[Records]
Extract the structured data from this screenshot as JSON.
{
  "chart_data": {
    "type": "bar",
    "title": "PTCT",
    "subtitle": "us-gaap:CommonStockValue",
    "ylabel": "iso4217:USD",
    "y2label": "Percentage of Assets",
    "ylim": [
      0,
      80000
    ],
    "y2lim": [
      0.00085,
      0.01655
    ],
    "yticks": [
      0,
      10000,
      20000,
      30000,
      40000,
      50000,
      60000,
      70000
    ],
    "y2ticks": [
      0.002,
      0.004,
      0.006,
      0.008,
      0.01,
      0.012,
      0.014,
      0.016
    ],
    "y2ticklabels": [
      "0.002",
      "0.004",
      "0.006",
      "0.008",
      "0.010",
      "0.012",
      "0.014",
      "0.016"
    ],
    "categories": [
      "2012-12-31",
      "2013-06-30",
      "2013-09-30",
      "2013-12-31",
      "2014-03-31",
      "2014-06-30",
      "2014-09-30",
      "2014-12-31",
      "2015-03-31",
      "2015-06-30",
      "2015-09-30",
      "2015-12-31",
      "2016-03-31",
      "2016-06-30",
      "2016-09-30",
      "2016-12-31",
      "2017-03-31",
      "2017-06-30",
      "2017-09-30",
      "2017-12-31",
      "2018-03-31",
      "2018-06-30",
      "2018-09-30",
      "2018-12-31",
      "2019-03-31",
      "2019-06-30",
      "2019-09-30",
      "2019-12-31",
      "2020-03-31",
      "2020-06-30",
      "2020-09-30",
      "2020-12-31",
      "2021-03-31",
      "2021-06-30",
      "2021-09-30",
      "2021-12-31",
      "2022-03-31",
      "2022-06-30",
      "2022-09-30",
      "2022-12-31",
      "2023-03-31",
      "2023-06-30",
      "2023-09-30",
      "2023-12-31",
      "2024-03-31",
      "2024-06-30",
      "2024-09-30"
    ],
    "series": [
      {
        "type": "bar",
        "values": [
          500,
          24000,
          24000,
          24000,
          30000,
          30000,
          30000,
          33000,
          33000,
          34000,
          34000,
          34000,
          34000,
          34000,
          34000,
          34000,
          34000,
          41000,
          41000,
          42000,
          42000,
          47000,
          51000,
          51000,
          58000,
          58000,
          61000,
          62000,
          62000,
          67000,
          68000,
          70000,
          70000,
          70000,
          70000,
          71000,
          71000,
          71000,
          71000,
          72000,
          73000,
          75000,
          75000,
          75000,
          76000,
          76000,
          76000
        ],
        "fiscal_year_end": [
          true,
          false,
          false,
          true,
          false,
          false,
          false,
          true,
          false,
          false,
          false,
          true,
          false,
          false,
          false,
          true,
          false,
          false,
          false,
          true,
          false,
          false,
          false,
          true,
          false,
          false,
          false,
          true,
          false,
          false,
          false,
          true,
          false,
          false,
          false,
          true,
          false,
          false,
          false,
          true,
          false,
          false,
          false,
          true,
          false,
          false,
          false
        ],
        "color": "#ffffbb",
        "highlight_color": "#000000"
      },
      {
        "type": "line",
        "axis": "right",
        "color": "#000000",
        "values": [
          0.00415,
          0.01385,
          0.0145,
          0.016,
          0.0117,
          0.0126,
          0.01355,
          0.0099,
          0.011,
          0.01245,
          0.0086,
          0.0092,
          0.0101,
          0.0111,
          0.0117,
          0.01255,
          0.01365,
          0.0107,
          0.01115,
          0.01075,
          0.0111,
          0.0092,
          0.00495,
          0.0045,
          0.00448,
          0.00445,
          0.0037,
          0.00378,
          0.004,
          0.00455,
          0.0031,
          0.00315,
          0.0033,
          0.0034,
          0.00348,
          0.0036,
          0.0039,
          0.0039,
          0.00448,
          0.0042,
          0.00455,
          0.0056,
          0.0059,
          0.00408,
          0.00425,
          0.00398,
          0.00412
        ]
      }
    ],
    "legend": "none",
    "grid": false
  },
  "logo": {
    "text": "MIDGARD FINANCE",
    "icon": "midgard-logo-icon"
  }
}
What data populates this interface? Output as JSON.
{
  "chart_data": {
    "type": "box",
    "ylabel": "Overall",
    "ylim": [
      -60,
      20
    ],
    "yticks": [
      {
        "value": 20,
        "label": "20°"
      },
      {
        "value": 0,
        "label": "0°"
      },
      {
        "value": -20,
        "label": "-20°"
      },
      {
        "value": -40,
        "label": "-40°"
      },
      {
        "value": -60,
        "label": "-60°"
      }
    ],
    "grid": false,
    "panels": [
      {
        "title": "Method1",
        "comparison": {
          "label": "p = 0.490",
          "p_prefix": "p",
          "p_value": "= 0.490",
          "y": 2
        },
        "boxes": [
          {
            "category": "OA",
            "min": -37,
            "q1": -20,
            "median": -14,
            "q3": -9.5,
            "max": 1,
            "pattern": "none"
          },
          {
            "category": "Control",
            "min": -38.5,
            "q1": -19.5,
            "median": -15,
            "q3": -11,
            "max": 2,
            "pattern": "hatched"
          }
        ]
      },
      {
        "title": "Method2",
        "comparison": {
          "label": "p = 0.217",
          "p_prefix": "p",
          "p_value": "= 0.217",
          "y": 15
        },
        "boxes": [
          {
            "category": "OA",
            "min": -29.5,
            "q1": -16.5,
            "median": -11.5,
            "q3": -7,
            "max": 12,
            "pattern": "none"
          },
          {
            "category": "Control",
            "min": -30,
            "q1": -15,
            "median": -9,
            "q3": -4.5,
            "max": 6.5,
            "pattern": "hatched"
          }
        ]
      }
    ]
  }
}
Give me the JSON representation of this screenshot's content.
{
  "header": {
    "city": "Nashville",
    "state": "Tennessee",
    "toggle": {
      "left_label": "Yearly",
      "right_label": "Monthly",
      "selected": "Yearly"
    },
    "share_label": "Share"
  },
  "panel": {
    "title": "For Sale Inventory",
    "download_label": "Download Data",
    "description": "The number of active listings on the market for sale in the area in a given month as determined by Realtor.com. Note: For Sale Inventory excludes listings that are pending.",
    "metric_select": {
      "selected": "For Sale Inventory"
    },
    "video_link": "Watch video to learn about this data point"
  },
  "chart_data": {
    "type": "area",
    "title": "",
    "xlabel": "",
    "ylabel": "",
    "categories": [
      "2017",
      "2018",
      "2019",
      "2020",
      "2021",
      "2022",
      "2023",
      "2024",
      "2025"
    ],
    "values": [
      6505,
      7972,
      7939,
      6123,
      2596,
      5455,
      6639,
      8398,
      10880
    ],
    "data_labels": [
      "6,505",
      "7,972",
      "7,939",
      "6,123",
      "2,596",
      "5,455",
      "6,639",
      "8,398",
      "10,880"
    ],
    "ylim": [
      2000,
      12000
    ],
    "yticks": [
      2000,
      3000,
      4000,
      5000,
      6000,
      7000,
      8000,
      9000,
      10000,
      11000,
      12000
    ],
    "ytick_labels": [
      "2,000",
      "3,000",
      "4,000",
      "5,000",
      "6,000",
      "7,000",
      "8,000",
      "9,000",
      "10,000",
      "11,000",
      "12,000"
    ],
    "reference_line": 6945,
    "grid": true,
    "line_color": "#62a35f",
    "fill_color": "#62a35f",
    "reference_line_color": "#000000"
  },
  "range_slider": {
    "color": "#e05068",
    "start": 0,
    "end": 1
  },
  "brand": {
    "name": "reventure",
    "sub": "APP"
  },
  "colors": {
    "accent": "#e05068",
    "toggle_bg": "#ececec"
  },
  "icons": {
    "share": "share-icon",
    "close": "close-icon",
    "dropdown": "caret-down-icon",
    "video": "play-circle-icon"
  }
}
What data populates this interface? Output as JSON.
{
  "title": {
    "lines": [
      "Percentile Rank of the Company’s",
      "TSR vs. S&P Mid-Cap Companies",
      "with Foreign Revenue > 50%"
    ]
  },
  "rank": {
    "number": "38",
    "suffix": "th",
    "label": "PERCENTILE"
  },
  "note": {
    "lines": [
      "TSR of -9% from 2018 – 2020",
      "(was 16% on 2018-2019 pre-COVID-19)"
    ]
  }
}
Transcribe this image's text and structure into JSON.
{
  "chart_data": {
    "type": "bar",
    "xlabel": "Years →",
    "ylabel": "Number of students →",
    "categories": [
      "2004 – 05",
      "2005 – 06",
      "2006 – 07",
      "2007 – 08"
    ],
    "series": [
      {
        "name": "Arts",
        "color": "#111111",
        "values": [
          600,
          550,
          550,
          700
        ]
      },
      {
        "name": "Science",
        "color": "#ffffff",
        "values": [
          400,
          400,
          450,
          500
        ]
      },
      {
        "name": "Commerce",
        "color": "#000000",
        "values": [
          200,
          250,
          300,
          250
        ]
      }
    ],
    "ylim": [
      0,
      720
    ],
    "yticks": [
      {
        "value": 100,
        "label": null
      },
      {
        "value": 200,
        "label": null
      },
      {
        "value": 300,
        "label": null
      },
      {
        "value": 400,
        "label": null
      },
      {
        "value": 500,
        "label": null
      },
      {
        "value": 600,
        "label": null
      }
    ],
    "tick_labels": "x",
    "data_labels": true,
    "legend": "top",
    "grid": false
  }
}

Task:
How many of the lines above include the word "name"? Respond with the number alone.

Exercise result:
4